### Work instructions
Copy out all lines that hold "Могот".

▶

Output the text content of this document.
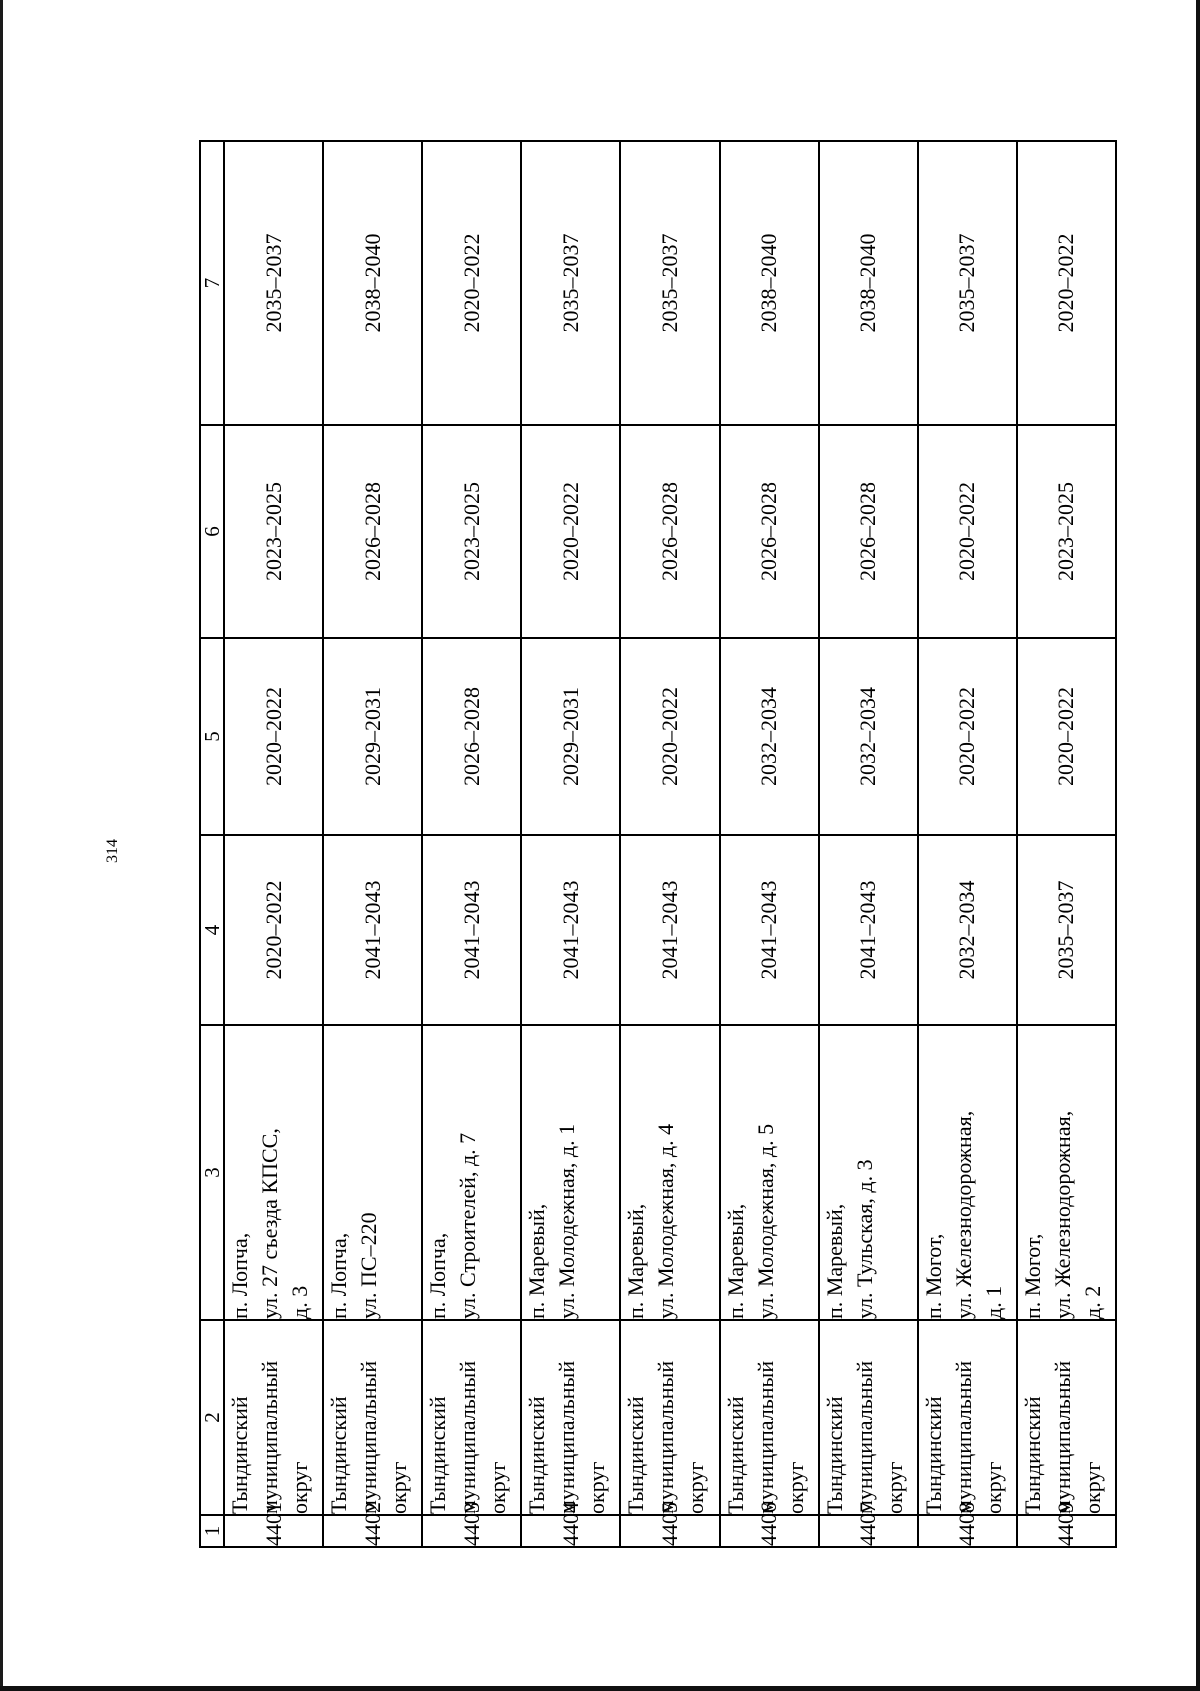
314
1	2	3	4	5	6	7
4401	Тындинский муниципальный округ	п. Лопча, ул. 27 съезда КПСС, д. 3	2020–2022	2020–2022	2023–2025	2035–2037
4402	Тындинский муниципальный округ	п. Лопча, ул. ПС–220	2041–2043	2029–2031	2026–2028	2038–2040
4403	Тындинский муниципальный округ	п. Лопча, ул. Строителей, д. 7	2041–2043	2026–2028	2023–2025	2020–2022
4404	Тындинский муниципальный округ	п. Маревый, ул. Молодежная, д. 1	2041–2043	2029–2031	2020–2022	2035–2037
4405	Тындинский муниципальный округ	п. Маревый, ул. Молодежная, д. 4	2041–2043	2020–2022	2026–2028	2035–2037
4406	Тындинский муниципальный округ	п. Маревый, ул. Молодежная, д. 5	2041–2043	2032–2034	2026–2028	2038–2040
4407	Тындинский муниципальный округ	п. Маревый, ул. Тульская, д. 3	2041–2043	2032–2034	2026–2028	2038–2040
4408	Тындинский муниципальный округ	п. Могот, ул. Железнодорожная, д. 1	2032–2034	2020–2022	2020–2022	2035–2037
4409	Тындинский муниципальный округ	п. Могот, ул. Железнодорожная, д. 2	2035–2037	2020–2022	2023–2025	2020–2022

◀

### Response to this exercise
4408	Тындинский муниципальный округ	п. Могот, ул. Железнодорожная, д. 1	2032–2034	2020–2022	2020–2022	2035–2037
4409	Тындинский муниципальный округ	п. Могот, ул. Железнодорожная, д. 2	2035–2037	2020–2022	2023–2025	2020–2022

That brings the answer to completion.